▸ **Data records**:

►

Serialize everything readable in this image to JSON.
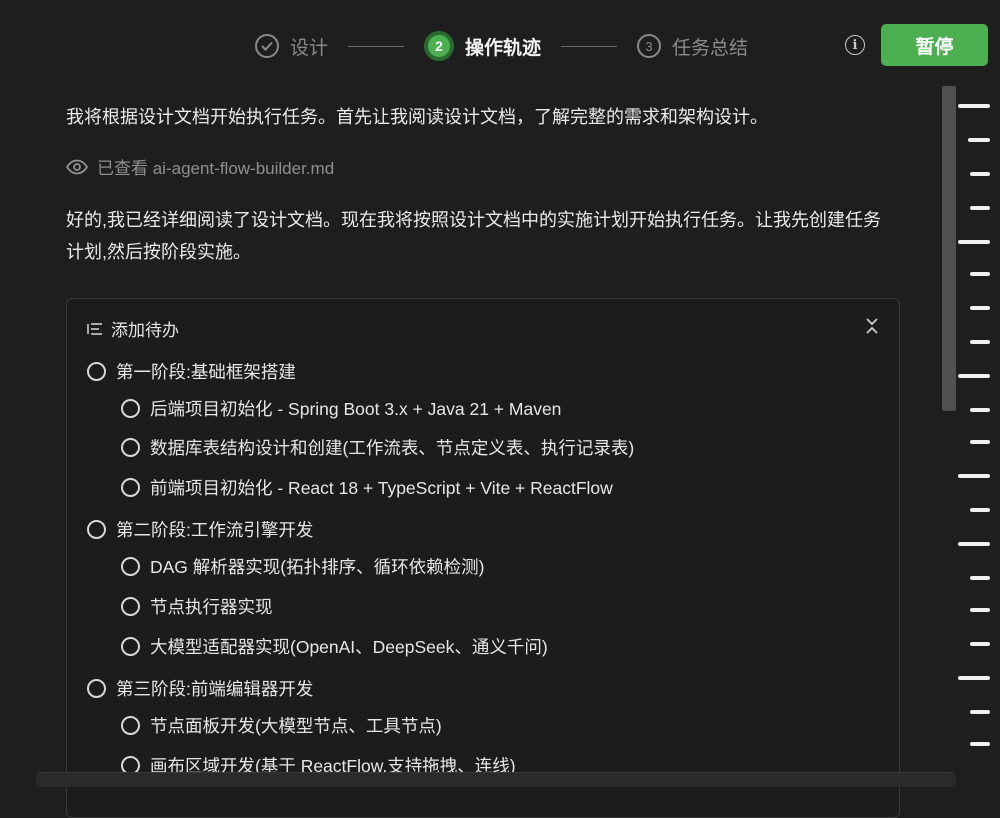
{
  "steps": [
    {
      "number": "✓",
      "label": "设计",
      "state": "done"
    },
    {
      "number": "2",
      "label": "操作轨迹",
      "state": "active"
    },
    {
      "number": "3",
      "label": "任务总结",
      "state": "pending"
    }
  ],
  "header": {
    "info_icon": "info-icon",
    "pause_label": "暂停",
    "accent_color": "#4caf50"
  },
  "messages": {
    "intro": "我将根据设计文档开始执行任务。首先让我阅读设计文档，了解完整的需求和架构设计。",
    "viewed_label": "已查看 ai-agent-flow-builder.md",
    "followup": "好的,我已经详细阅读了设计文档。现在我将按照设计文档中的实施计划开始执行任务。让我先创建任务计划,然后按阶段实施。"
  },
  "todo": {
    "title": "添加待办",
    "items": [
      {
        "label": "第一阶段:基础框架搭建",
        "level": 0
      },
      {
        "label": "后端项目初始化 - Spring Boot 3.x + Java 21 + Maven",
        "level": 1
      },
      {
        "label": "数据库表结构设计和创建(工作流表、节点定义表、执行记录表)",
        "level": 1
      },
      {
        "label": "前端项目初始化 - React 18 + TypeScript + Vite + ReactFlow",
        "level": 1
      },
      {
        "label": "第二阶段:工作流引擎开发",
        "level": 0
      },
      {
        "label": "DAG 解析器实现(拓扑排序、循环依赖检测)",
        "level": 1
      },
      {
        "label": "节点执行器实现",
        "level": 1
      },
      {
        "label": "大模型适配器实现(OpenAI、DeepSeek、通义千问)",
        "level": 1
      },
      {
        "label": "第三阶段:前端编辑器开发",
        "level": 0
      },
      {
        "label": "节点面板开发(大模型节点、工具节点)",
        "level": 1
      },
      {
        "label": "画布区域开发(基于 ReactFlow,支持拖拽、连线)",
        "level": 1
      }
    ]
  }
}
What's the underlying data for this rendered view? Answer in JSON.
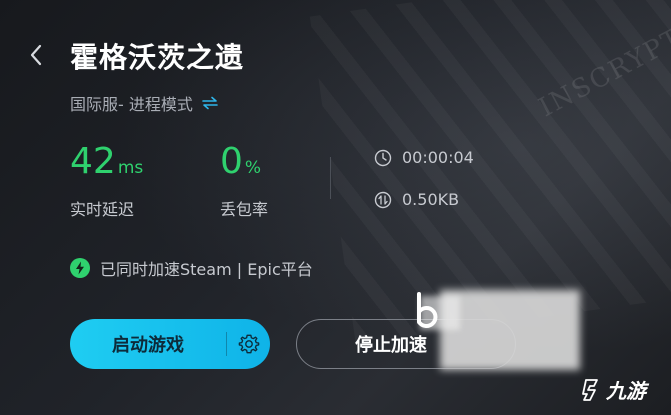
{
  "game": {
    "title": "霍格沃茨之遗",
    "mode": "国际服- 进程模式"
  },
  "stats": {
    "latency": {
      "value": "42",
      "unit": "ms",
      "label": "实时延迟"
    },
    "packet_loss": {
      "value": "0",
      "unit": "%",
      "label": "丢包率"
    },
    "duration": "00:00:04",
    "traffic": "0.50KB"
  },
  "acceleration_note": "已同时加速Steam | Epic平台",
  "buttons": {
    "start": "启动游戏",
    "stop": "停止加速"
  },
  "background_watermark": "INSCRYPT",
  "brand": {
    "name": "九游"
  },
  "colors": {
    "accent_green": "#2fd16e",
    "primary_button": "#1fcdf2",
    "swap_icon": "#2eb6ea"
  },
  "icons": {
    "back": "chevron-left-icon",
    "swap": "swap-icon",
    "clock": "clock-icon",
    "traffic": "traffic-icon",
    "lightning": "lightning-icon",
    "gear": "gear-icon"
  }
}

◄
►

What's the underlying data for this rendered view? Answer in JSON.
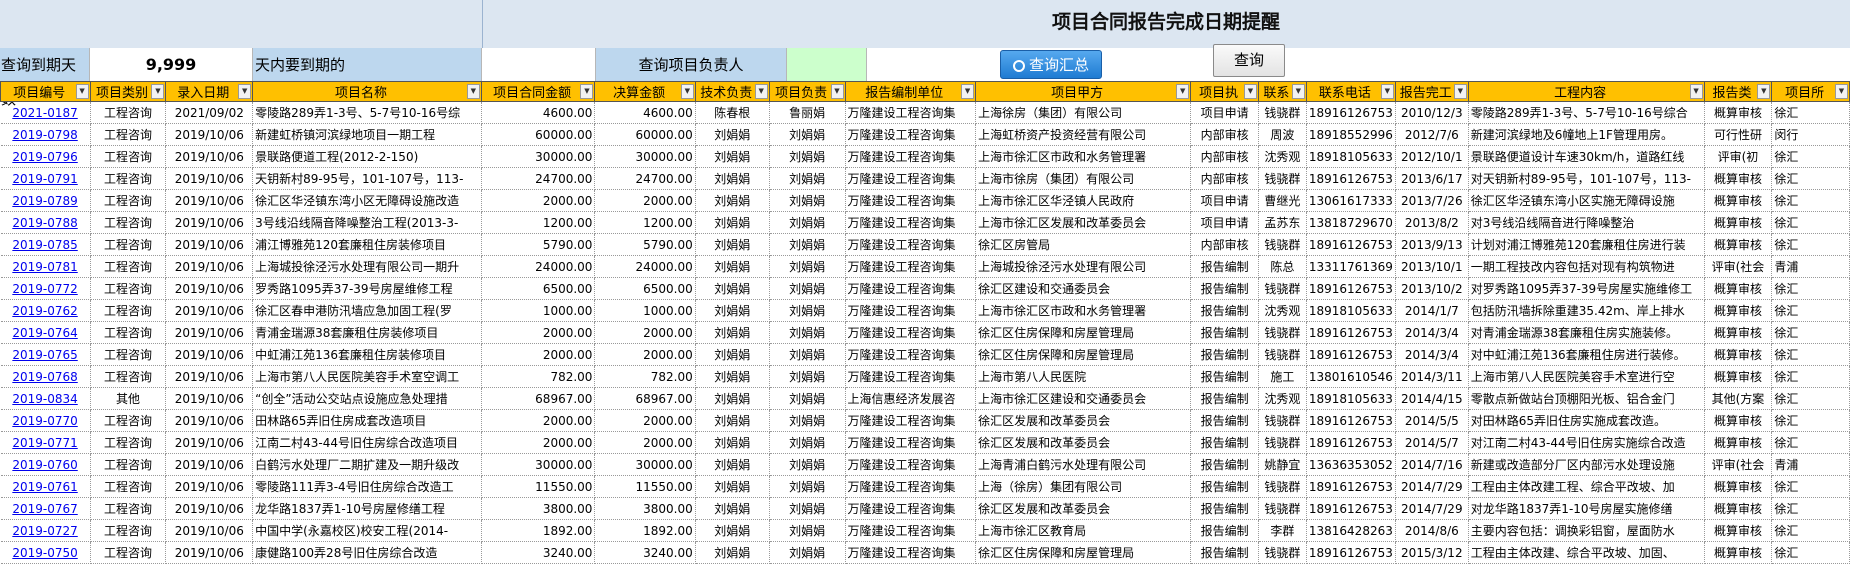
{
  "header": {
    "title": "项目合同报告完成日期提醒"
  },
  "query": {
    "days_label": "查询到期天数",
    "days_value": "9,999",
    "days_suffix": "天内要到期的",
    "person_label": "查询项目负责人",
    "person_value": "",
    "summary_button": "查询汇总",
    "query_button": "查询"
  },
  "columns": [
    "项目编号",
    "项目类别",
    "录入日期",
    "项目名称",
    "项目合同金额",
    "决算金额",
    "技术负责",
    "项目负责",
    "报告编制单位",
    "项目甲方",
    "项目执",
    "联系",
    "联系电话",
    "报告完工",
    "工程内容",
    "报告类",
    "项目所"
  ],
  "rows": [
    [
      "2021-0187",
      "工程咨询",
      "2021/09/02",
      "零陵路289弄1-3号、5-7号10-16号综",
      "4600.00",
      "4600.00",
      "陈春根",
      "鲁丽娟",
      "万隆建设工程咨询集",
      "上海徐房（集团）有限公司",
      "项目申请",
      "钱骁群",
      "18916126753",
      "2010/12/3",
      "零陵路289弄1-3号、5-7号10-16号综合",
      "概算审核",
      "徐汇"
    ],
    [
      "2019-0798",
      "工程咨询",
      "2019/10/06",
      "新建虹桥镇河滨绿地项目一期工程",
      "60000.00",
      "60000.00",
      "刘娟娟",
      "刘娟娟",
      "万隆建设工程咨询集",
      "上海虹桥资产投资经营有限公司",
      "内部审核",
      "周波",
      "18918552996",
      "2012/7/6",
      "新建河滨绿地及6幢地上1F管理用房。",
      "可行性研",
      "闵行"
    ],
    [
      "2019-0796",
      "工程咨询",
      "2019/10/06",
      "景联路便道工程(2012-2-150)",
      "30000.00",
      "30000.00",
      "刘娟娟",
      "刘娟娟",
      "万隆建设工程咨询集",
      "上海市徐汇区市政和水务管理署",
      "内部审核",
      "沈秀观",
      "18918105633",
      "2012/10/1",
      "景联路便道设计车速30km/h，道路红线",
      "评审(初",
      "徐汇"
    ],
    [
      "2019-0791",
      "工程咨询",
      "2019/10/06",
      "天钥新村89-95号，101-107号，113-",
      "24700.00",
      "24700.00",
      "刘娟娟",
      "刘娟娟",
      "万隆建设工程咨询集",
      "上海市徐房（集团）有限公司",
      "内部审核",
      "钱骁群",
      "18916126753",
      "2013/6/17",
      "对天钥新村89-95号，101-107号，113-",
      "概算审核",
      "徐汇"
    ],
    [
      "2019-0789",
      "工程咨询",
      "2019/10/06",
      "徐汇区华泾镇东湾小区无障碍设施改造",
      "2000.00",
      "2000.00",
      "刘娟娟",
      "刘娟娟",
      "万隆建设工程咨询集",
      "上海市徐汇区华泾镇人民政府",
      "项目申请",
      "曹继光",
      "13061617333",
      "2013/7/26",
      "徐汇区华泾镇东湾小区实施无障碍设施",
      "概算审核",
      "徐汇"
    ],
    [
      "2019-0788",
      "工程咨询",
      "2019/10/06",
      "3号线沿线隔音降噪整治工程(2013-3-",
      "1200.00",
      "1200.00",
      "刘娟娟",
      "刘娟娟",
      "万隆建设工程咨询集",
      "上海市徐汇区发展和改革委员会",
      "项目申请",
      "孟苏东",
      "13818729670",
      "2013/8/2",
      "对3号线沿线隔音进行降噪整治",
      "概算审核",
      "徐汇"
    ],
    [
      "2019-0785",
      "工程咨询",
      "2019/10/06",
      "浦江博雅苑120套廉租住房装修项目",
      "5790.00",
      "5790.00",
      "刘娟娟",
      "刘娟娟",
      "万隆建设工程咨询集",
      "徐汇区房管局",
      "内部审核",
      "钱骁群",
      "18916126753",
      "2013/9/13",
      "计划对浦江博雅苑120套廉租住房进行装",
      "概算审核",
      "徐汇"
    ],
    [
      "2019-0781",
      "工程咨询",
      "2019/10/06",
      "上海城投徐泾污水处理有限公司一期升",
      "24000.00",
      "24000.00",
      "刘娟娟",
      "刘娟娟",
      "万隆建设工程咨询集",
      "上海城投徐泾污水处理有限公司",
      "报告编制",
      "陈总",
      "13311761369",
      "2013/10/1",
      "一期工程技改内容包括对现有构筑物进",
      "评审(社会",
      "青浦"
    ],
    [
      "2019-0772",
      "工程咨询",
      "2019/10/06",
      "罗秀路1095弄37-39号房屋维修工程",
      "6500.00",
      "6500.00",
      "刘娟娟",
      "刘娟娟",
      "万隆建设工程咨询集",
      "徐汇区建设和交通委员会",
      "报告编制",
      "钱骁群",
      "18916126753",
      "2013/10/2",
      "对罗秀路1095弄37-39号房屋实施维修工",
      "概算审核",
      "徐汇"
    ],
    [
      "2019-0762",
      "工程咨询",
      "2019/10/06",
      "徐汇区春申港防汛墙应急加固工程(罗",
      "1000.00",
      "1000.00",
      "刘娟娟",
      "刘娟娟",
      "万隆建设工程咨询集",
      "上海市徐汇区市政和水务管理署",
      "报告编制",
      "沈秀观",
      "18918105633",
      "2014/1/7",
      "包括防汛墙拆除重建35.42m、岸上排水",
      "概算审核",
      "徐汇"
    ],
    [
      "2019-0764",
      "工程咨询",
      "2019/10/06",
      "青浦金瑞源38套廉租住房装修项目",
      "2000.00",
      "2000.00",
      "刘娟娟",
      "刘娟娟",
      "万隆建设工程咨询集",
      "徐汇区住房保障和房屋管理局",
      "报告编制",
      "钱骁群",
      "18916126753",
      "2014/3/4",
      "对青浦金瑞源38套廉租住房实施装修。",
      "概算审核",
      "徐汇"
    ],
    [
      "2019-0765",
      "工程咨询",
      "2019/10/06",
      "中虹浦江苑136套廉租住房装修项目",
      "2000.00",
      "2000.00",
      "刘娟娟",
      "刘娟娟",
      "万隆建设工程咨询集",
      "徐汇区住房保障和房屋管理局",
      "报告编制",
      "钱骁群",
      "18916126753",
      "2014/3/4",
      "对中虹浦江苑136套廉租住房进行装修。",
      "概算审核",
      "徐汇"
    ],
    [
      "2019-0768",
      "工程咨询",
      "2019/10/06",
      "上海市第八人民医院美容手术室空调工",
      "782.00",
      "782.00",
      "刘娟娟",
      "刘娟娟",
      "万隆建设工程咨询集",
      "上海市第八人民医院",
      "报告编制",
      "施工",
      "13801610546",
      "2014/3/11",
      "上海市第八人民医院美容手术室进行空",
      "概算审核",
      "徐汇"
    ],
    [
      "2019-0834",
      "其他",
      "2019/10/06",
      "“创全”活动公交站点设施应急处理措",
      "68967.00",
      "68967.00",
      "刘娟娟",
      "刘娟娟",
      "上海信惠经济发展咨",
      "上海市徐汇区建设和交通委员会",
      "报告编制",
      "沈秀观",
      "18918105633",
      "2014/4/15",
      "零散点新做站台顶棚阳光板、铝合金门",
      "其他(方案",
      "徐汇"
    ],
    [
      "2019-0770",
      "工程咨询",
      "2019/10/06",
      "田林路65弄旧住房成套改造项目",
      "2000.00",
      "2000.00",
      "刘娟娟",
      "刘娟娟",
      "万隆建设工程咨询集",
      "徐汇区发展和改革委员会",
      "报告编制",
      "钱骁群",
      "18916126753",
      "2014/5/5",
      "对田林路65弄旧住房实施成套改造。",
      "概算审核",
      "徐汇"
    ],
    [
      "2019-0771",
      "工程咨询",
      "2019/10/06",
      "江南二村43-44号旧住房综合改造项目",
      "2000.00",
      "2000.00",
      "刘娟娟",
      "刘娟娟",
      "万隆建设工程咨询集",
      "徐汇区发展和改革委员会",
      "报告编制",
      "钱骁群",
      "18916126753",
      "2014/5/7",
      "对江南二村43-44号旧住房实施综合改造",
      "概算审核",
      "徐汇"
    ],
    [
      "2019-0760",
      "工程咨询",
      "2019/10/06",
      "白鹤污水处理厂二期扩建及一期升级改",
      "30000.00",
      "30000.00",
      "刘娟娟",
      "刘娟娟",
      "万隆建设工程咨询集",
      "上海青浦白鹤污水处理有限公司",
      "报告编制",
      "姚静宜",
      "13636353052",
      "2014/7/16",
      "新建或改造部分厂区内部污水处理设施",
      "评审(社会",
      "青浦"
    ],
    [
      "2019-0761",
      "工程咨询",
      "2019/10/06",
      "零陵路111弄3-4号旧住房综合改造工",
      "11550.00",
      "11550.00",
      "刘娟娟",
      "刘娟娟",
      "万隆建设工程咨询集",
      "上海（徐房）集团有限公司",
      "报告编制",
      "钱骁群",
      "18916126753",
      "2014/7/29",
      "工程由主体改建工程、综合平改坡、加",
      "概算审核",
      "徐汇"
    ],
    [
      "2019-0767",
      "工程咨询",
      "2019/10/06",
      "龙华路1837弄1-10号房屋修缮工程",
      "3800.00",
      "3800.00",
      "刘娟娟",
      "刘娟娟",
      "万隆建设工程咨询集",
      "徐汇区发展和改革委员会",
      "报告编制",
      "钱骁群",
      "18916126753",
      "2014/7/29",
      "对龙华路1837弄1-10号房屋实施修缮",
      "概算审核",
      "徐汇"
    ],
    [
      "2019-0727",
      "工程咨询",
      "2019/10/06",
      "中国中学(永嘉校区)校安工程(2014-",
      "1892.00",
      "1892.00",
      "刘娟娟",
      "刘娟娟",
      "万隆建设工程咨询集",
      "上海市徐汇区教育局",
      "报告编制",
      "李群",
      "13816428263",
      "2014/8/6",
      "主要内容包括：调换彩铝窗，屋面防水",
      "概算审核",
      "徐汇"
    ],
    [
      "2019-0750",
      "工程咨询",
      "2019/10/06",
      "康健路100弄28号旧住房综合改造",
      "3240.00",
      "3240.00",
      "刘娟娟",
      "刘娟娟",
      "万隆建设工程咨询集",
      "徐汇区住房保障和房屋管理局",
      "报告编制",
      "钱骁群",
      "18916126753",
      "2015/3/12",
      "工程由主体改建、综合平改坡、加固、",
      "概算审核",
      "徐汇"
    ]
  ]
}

◄

▸ **Task goal**:
Make a list of all lines in the data that contain "traffic".

▸ **Exercise answer**:
    "traffic": "0.50KB"
    "traffic": "traffic-icon",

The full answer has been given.